_EXERCISE PROMPT_
Reproduce the following data line for line, with nothing added or changed.

---------- ENTRIES PROVIDED ----------

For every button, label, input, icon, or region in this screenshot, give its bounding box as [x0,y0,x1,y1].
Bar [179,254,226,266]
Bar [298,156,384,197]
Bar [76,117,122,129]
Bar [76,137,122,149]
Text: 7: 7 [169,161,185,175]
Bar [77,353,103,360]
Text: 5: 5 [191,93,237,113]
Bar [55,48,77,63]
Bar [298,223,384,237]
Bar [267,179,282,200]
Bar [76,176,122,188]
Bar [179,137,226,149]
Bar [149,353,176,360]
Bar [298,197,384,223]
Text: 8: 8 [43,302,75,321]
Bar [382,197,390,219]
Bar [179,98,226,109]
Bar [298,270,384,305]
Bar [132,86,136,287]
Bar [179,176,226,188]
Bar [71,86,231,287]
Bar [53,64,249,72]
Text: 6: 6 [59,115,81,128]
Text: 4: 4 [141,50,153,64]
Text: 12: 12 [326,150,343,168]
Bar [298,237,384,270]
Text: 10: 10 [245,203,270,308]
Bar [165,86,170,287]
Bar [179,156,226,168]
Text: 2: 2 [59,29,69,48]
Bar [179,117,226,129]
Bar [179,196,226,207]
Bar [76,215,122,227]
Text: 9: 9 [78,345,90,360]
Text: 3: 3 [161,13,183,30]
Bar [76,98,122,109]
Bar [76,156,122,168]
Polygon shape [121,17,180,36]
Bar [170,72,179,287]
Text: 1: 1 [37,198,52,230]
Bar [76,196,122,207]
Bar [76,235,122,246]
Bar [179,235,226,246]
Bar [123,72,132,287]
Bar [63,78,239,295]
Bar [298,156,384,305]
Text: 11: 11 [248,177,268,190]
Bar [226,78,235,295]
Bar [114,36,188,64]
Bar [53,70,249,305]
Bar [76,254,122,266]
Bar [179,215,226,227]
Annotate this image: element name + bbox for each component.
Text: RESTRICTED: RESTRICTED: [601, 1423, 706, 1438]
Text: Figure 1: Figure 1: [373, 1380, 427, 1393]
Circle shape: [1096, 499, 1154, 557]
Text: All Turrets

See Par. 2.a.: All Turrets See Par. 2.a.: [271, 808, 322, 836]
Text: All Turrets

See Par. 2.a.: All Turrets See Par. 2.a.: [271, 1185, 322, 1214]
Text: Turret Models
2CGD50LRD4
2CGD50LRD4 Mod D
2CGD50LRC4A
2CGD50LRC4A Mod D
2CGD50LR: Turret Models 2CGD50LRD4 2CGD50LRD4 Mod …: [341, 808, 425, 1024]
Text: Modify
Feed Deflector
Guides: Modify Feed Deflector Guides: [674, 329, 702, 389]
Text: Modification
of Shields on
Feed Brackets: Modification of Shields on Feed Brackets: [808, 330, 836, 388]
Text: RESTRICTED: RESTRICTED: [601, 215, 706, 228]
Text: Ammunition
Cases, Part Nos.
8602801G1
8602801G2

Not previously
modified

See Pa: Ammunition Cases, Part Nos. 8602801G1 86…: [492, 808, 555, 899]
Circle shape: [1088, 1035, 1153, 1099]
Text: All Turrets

----------

_ANSWER IN FULL_
For every button, label, input, icon, or region in this screenshot, give its bounding box as [x0,y0,x1,y1].
Bar [179,254,226,266]
Bar [298,156,384,197]
Bar [76,117,122,129]
Bar [76,137,122,149]
Text: 7: 7 [169,161,185,175]
Bar [77,353,103,360]
Text: 5: 5 [191,93,237,113]
Bar [55,48,77,63]
Bar [298,223,384,237]
Bar [267,179,282,200]
Bar [76,176,122,188]
Bar [179,137,226,149]
Bar [149,353,176,360]
Bar [298,197,384,223]
Text: 8: 8 [43,302,75,321]
Bar [382,197,390,219]
Bar [179,98,226,109]
Bar [298,270,384,305]
Bar [132,86,136,287]
Bar [179,176,226,188]
Bar [71,86,231,287]
Bar [53,64,249,72]
Text: 6: 6 [59,115,81,128]
Text: 4: 4 [141,50,153,64]
Text: 12: 12 [326,150,343,168]
Bar [298,237,384,270]
Text: 10: 10 [245,203,270,308]
Bar [165,86,170,287]
Bar [179,156,226,168]
Text: 2: 2 [59,29,69,48]
Bar [179,117,226,129]
Bar [179,196,226,207]
Bar [76,215,122,227]
Text: 9: 9 [78,345,90,360]
Text: 3: 3 [161,13,183,30]
Bar [76,98,122,109]
Bar [76,156,122,168]
Polygon shape [121,17,180,36]
Bar [170,72,179,287]
Text: 1: 1 [37,198,52,230]
Bar [76,196,122,207]
Bar [76,235,122,246]
Bar [179,235,226,246]
Bar [123,72,132,287]
Bar [63,78,239,295]
Bar [298,156,384,305]
Text: 11: 11 [248,177,268,190]
Bar [226,78,235,295]
Bar [114,36,188,64]
Bar [53,70,249,305]
Bar [76,254,122,266]
Bar [179,215,226,227]
Annotate this image: element name + bbox for each component.
Text: RESTRICTED: RESTRICTED: [601, 1423, 706, 1438]
Text: Figure 1: Figure 1: [373, 1380, 427, 1393]
Circle shape: [1096, 499, 1154, 557]
Text: All Turrets

See Par. 2.a.: All Turrets See Par. 2.a.: [271, 808, 322, 836]
Text: All Turrets

See Par. 2.a.: All Turrets See Par. 2.a.: [271, 1185, 322, 1214]
Text: Turret Models
2CGD50LRD4
2CGD50LRD4 Mod D
2CGD50LRC4A
2CGD50LRC4A Mod D
2CGD50LR: Turret Models 2CGD50LRD4 2CGD50LRD4 Mod …: [341, 808, 425, 1024]
Text: Modify
Feed Deflector
Guides: Modify Feed Deflector Guides: [674, 329, 702, 389]
Text: Modification
of Shields on
Feed Brackets: Modification of Shields on Feed Brackets: [808, 330, 836, 388]
Text: RESTRICTED: RESTRICTED: [601, 215, 706, 228]
Text: Ammunition
Cases, Part Nos.
8602801G1
8602801G2

Not previously
modified

See Pa: Ammunition Cases, Part Nos. 8602801G1 86…: [492, 808, 555, 899]
Circle shape: [1088, 1035, 1153, 1099]
Text: All Turrets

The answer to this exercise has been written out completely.